■ Information provided ■
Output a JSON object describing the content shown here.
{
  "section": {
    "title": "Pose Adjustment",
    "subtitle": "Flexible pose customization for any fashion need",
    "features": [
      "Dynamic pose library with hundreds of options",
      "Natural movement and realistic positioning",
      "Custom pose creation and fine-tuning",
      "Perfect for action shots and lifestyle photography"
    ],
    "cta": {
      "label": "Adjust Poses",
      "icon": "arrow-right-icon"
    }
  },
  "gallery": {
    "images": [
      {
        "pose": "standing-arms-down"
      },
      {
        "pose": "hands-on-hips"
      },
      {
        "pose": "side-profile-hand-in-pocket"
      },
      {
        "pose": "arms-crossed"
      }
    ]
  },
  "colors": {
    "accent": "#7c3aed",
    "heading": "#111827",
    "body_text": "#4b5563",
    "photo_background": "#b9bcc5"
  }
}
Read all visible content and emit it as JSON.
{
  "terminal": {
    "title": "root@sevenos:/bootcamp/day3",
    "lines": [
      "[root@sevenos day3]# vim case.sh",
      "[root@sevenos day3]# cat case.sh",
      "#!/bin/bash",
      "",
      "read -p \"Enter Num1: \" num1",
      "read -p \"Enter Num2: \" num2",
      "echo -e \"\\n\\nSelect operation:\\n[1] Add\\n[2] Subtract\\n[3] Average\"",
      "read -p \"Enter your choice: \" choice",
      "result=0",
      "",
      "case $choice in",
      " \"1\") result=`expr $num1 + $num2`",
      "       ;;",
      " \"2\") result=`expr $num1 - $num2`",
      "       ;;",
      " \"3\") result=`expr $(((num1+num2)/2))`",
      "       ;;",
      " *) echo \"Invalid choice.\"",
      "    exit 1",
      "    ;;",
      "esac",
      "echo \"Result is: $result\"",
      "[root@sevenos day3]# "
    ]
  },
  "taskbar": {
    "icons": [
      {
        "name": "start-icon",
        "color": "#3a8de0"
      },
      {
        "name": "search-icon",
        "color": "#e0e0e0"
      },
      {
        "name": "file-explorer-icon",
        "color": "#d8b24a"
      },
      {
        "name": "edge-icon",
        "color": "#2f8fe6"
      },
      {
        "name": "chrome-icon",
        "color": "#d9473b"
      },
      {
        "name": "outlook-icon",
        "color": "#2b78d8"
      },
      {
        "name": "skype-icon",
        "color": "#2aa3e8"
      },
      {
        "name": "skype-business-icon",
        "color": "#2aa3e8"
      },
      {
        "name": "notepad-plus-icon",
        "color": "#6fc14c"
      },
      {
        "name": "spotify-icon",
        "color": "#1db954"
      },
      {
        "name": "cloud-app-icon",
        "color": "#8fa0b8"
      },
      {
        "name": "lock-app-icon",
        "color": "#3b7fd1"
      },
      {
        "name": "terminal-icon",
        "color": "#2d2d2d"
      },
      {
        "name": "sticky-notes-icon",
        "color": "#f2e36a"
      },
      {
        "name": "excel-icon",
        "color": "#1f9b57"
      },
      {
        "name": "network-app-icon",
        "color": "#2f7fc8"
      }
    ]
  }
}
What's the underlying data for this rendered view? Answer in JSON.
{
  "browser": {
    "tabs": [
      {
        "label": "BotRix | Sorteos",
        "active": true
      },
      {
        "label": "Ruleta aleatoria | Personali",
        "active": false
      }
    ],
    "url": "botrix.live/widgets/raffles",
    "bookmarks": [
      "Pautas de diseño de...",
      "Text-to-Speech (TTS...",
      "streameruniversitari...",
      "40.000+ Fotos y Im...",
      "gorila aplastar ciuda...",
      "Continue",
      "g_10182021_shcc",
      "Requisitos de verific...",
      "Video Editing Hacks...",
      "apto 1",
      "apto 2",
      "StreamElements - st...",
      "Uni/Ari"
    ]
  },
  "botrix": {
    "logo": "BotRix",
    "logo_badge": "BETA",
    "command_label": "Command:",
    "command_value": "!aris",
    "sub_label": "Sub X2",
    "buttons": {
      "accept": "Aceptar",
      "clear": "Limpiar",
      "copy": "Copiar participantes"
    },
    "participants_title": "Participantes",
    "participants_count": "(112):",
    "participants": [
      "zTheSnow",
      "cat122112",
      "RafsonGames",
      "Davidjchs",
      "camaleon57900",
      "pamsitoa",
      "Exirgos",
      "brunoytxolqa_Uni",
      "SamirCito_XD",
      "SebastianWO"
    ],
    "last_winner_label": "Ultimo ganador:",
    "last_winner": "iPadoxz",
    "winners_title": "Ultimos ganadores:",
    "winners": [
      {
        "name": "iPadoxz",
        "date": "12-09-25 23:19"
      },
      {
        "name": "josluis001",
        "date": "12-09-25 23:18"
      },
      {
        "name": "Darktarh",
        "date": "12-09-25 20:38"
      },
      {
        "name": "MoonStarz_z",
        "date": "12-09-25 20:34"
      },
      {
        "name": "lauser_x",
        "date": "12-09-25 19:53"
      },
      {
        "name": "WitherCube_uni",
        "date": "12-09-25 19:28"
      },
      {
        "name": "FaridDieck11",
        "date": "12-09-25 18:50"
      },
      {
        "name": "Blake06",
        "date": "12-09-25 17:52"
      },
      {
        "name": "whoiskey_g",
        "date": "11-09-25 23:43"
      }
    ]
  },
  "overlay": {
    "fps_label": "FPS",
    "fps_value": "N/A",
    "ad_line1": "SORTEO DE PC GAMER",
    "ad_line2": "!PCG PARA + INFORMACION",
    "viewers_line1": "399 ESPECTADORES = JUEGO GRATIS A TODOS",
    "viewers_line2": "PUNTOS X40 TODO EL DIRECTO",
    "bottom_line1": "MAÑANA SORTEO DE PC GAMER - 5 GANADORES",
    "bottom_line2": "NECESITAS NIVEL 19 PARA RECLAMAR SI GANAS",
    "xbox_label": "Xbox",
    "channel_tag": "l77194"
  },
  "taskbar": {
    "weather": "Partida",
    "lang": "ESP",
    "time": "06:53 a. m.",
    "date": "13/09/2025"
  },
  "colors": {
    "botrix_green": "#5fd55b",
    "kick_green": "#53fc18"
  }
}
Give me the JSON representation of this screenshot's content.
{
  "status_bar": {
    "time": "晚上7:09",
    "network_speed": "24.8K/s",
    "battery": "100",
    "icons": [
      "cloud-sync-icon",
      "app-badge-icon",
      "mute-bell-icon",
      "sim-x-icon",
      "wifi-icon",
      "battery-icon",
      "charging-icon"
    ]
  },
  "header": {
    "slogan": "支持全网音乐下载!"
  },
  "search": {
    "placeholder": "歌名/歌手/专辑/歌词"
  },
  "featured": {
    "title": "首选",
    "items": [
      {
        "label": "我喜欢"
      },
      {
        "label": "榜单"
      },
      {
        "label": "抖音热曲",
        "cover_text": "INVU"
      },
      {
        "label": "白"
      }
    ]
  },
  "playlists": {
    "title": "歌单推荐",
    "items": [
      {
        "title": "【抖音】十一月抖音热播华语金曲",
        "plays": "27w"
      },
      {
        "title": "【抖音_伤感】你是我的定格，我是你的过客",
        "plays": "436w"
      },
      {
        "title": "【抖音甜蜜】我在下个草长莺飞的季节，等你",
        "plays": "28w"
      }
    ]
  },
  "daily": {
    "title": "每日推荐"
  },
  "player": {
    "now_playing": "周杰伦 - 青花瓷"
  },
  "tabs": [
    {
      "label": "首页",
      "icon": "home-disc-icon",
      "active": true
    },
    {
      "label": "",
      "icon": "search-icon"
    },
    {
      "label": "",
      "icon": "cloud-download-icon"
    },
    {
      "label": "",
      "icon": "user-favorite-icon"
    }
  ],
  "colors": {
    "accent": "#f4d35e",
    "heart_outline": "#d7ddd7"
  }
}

■ Exercise requirements ■
All of the records must be repeated exactly.

■ Expected answer ■
Output a JSON object describing the content shown here.
{
  "section": {
    "title": "Pose Adjustment",
    "subtitle": "Flexible pose customization for any fashion need",
    "features": [
      "Dynamic pose library with hundreds of options",
      "Natural movement and realistic positioning",
      "Custom pose creation and fine-tuning",
      "Perfect for action shots and lifestyle photography"
    ],
    "cta": {
      "label": "Adjust Poses",
      "icon": "arrow-right-icon"
    }
  },
  "gallery": {
    "images": [
      {
        "pose": "standing-arms-down"
      },
      {
        "pose": "hands-on-hips"
      },
      {
        "pose": "side-profile-hand-in-pocket"
      },
      {
        "pose": "arms-crossed"
      }
    ]
  },
  "colors": {
    "accent": "#7c3aed",
    "heading": "#111827",
    "body_text": "#4b5563",
    "photo_background": "#b9bcc5"
  }
}
Read all visible content and emit it as JSON.
{
  "terminal": {
    "title": "root@sevenos:/bootcamp/day3",
    "lines": [
      "[root@sevenos day3]# vim case.sh",
      "[root@sevenos day3]# cat case.sh",
      "#!/bin/bash",
      "",
      "read -p \"Enter Num1: \" num1",
      "read -p \"Enter Num2: \" num2",
      "echo -e \"\\n\\nSelect operation:\\n[1] Add\\n[2] Subtract\\n[3] Average\"",
      "read -p \"Enter your choice: \" choice",
      "result=0",
      "",
      "case $choice in",
      " \"1\") result=`expr $num1 + $num2`",
      "       ;;",
      " \"2\") result=`expr $num1 - $num2`",
      "       ;;",
      " \"3\") result=`expr $(((num1+num2)/2))`",
      "       ;;",
      " *) echo \"Invalid choice.\"",
      "    exit 1",
      "    ;;",
      "esac",
      "echo \"Result is: $result\"",
      "[root@sevenos day3]# "
    ]
  },
  "taskbar": {
    "icons": [
      {
        "name": "start-icon",
        "color": "#3a8de0"
      },
      {
        "name": "search-icon",
        "color": "#e0e0e0"
      },
      {
        "name": "file-explorer-icon",
        "color": "#d8b24a"
      },
      {
        "name": "edge-icon",
        "color": "#2f8fe6"
      },
      {
        "name": "chrome-icon",
        "color": "#d9473b"
      },
      {
        "name": "outlook-icon",
        "color": "#2b78d8"
      },
      {
        "name": "skype-icon",
        "color": "#2aa3e8"
      },
      {
        "name": "skype-business-icon",
        "color": "#2aa3e8"
      },
      {
        "name": "notepad-plus-icon",
        "color": "#6fc14c"
      },
      {
        "name": "spotify-icon",
        "color": "#1db954"
      },
      {
        "name": "cloud-app-icon",
        "color": "#8fa0b8"
      },
      {
        "name": "lock-app-icon",
        "color": "#3b7fd1"
      },
      {
        "name": "terminal-icon",
        "color": "#2d2d2d"
      },
      {
        "name": "sticky-notes-icon",
        "color": "#f2e36a"
      },
      {
        "name": "excel-icon",
        "color": "#1f9b57"
      },
      {
        "name": "network-app-icon",
        "color": "#2f7fc8"
      }
    ]
  }
}
What's the underlying data for this rendered view? Answer in JSON.
{
  "browser": {
    "tabs": [
      {
        "label": "BotRix | Sorteos",
        "active": true
      },
      {
        "label": "Ruleta aleatoria | Personali",
        "active": false
      }
    ],
    "url": "botrix.live/widgets/raffles",
    "bookmarks": [
      "Pautas de diseño de...",
      "Text-to-Speech (TTS...",
      "streameruniversitari...",
      "40.000+ Fotos y Im...",
      "gorila aplastar ciuda...",
      "Continue",
      "g_10182021_shcc",
      "Requisitos de verific...",
      "Video Editing Hacks...",
      "apto 1",
      "apto 2",
      "StreamElements - st...",
      "Uni/Ari"
    ]
  },
  "botrix": {
    "logo": "BotRix",
    "logo_badge": "BETA",
    "command_label": "Command:",
    "command_value": "!aris",
    "sub_label": "Sub X2",
    "buttons": {
      "accept": "Aceptar",
      "clear": "Limpiar",
      "copy": "Copiar participantes"
    },
    "participants_title": "Participantes",
    "participants_count": "(112):",
    "participants": [
      "zTheSnow",
      "cat122112",
      "RafsonGames",
      "Davidjchs",
      "camaleon57900",
      "pamsitoa",
      "Exirgos",
      "brunoytxolqa_Uni",
      "SamirCito_XD",
      "SebastianWO"
    ],
    "last_winner_label": "Ultimo ganador:",
    "last_winner": "iPadoxz",
    "winners_title": "Ultimos ganadores:",
    "winners": [
      {
        "name": "iPadoxz",
        "date": "12-09-25 23:19"
      },
      {
        "name": "josluis001",
        "date": "12-09-25 23:18"
      },
      {
        "name": "Darktarh",
        "date": "12-09-25 20:38"
      },
      {
        "name": "MoonStarz_z",
        "date": "12-09-25 20:34"
      },
      {
        "name": "lauser_x",
        "date": "12-09-25 19:53"
      },
      {
        "name": "WitherCube_uni",
        "date": "12-09-25 19:28"
      },
      {
        "name": "FaridDieck11",
        "date": "12-09-25 18:50"
      },
      {
        "name": "Blake06",
        "date": "12-09-25 17:52"
      },
      {
        "name": "whoiskey_g",
        "date": "11-09-25 23:43"
      }
    ]
  },
  "overlay": {
    "fps_label": "FPS",
    "fps_value": "N/A",
    "ad_line1": "SORTEO DE PC GAMER",
    "ad_line2": "!PCG PARA + INFORMACION",
    "viewers_line1": "399 ESPECTADORES = JUEGO GRATIS A TODOS",
    "viewers_line2": "PUNTOS X40 TODO EL DIRECTO",
    "bottom_line1": "MAÑANA SORTEO DE PC GAMER - 5 GANADORES",
    "bottom_line2": "NECESITAS NIVEL 19 PARA RECLAMAR SI GANAS",
    "xbox_label": "Xbox",
    "channel_tag": "l77194"
  },
  "taskbar": {
    "weather": "Partida",
    "lang": "ESP",
    "time": "06:53 a. m.",
    "date": "13/09/2025"
  },
  "colors": {
    "botrix_green": "#5fd55b",
    "kick_green": "#53fc18"
  }
}
Give me the JSON representation of this screenshot's content.
{
  "status_bar": {
    "time": "晚上7:09",
    "network_speed": "24.8K/s",
    "battery": "100",
    "icons": [
      "cloud-sync-icon",
      "app-badge-icon",
      "mute-bell-icon",
      "sim-x-icon",
      "wifi-icon",
      "battery-icon",
      "charging-icon"
    ]
  },
  "header": {
    "slogan": "支持全网音乐下载!"
  },
  "search": {
    "placeholder": "歌名/歌手/专辑/歌词"
  },
  "featured": {
    "title": "首选",
    "items": [
      {
        "label": "我喜欢"
      },
      {
        "label": "榜单"
      },
      {
        "label": "抖音热曲",
        "cover_text": "INVU"
      },
      {
        "label": "白"
      }
    ]
  },
  "playlists": {
    "title": "歌单推荐",
    "items": [
      {
        "title": "【抖音】十一月抖音热播华语金曲",
        "plays": "27w"
      },
      {
        "title": "【抖音_伤感】你是我的定格，我是你的过客",
        "plays": "436w"
      },
      {
        "title": "【抖音甜蜜】我在下个草长莺飞的季节，等你",
        "plays": "28w"
      }
    ]
  },
  "daily": {
    "title": "每日推荐"
  },
  "player": {
    "now_playing": "周杰伦 - 青花瓷"
  },
  "tabs": [
    {
      "label": "首页",
      "icon": "home-disc-icon",
      "active": true
    },
    {
      "label": "",
      "icon": "search-icon"
    },
    {
      "label": "",
      "icon": "cloud-download-icon"
    },
    {
      "label": "",
      "icon": "user-favorite-icon"
    }
  ],
  "colors": {
    "accent": "#f4d35e",
    "heart_outline": "#d7ddd7"
  }
}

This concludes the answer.